* Begin *

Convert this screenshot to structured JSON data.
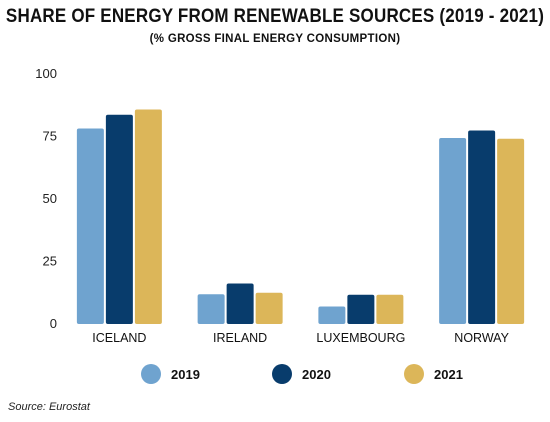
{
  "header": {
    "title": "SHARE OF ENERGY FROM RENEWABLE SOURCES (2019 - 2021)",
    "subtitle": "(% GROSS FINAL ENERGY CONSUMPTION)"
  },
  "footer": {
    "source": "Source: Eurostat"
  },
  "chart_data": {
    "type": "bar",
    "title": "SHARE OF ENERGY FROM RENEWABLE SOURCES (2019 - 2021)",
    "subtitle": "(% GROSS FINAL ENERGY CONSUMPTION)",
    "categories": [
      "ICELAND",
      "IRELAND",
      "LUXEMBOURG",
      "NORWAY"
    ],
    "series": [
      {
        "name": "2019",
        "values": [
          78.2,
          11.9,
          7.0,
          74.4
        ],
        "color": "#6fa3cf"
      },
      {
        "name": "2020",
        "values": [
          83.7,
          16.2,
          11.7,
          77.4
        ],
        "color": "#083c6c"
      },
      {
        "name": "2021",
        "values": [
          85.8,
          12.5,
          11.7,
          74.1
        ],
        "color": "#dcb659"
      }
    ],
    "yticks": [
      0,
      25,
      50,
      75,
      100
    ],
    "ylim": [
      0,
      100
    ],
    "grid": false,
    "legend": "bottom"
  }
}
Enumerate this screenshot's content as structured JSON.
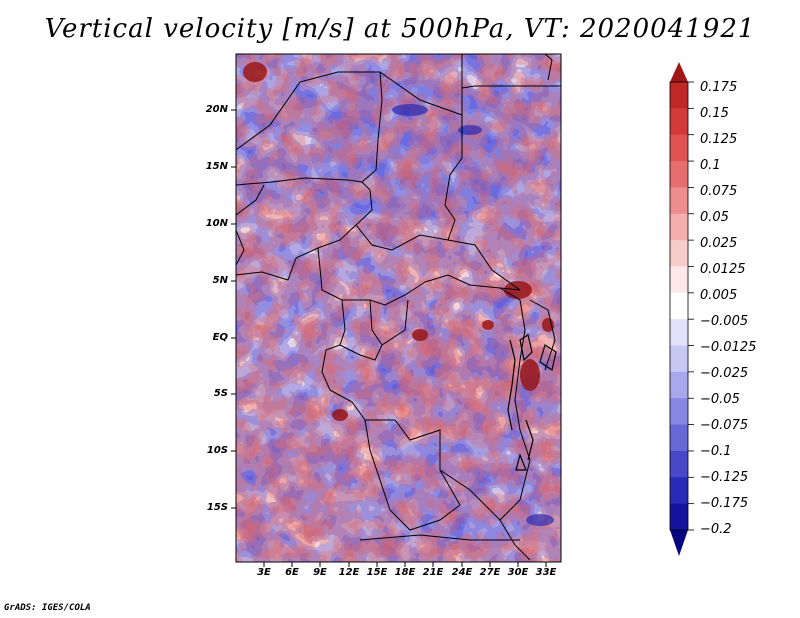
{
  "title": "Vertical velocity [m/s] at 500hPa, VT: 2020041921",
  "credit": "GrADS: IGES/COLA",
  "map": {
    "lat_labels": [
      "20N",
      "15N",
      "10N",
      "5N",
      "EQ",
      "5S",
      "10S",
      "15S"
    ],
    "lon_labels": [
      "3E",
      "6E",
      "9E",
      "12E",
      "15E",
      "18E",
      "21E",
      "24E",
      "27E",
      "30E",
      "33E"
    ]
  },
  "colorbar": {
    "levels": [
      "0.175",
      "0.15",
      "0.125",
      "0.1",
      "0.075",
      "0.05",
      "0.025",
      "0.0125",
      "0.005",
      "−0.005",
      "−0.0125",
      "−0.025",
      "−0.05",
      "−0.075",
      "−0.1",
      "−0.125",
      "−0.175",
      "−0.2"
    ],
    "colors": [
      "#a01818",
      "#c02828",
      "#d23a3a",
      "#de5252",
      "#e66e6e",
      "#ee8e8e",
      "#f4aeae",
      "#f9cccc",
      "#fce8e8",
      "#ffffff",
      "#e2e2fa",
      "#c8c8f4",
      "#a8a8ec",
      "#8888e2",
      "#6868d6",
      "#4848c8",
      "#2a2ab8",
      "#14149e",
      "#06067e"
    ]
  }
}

* End *
* Begin *

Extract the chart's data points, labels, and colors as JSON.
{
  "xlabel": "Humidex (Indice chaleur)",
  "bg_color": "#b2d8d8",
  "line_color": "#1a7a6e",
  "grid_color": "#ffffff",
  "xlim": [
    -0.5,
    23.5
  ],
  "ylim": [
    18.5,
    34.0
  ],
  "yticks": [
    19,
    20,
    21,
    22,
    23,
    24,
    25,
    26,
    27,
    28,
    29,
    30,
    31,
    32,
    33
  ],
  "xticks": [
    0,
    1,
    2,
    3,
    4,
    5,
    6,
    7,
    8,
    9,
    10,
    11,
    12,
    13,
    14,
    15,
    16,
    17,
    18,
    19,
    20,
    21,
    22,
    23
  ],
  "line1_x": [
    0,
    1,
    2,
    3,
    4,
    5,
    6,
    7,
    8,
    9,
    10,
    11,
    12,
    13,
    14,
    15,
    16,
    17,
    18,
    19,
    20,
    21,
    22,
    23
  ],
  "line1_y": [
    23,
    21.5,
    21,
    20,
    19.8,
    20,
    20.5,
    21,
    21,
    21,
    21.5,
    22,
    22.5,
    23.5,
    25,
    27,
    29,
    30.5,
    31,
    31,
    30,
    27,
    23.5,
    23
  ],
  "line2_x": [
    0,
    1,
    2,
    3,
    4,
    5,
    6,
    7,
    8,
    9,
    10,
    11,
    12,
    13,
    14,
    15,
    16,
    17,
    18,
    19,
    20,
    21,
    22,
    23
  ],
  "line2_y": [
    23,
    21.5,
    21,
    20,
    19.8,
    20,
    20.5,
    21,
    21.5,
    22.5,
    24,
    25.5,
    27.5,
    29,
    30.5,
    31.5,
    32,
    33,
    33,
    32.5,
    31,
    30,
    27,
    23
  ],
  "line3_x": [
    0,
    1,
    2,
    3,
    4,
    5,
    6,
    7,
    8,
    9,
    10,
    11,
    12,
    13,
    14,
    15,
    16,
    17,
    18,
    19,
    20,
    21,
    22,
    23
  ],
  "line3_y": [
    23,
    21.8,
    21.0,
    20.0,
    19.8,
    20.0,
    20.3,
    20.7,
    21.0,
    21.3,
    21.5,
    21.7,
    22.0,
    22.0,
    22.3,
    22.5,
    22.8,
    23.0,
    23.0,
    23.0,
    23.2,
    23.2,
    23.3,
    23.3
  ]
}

* End *
* Begin *

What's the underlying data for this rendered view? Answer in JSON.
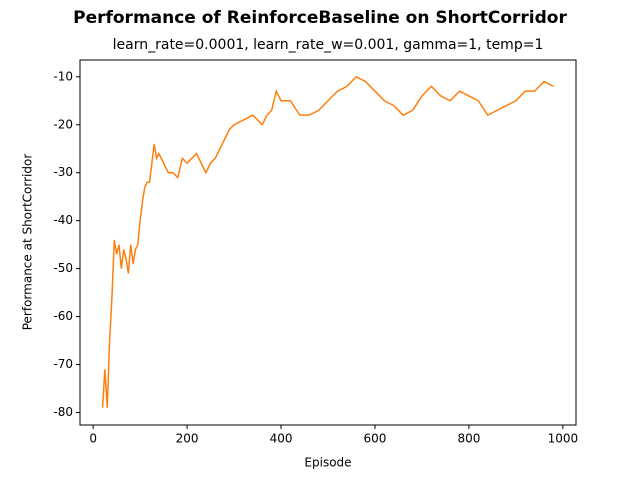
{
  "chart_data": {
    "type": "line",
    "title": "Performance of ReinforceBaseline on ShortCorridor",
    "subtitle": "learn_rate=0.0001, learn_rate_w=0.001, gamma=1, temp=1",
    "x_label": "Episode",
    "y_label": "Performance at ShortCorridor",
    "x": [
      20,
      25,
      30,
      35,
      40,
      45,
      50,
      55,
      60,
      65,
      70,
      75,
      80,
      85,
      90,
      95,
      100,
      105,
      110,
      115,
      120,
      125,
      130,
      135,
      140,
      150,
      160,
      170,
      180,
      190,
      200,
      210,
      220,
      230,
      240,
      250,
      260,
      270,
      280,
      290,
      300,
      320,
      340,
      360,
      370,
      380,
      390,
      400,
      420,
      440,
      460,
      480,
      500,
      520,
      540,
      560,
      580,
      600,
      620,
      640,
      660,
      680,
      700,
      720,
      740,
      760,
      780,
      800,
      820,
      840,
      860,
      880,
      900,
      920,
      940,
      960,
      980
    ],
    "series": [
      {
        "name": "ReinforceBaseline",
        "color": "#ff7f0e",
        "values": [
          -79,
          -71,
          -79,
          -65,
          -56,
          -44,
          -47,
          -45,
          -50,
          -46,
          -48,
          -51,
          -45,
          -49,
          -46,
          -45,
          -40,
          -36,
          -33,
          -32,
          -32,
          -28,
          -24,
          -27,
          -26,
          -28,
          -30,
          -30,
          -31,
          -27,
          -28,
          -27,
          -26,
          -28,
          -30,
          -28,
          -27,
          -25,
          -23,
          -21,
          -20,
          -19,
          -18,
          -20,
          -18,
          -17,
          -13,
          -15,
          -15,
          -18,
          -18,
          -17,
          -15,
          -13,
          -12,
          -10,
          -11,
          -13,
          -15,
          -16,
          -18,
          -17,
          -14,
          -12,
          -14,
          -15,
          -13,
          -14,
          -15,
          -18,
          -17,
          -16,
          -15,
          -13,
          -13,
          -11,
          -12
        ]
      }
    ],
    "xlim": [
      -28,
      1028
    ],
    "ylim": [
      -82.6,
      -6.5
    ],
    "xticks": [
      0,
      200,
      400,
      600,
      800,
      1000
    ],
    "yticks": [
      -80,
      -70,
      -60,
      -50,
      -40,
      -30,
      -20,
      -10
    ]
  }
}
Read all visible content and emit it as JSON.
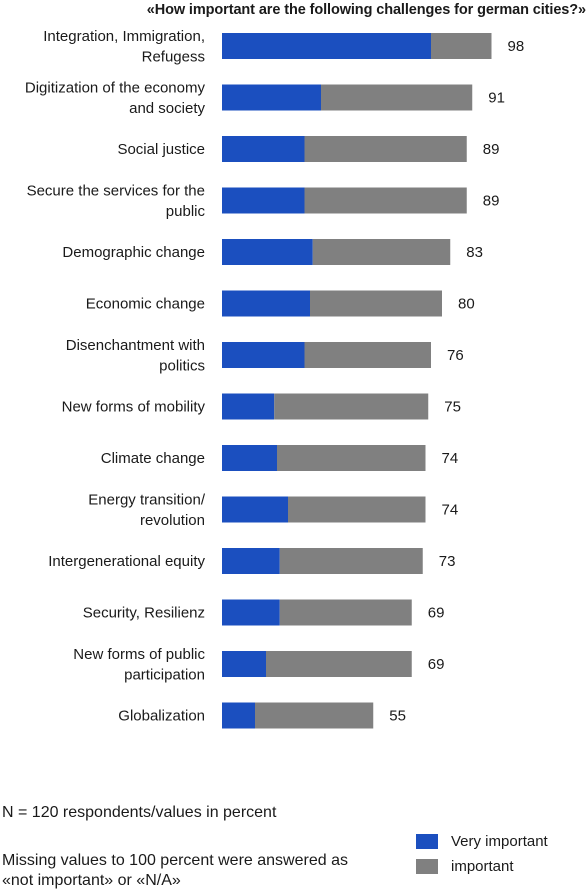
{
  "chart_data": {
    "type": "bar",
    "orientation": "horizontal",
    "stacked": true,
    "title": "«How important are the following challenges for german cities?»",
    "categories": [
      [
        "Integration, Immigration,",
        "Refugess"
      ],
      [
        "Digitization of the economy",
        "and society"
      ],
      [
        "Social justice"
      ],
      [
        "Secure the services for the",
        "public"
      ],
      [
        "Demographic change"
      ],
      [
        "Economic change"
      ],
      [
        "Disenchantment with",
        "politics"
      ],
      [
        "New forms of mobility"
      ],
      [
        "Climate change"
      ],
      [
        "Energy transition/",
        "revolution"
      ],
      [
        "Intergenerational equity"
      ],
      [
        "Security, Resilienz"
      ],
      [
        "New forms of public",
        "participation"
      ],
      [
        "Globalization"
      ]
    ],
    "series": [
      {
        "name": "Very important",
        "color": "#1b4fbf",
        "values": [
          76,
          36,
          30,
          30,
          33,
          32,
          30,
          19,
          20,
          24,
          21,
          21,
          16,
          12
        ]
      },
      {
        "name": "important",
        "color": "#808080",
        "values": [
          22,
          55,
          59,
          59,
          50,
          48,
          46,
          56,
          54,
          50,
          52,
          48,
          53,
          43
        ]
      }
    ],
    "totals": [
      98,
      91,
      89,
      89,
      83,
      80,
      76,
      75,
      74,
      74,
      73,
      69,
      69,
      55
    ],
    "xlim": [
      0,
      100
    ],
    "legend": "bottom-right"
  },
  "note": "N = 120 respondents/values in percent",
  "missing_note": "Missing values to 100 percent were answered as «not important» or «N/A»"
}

* End *

TASK STATEMENT ->
Going through the entries above, report how many lines include the string "change". The number alone is the answer.

WRITTEN ANSWER ->
3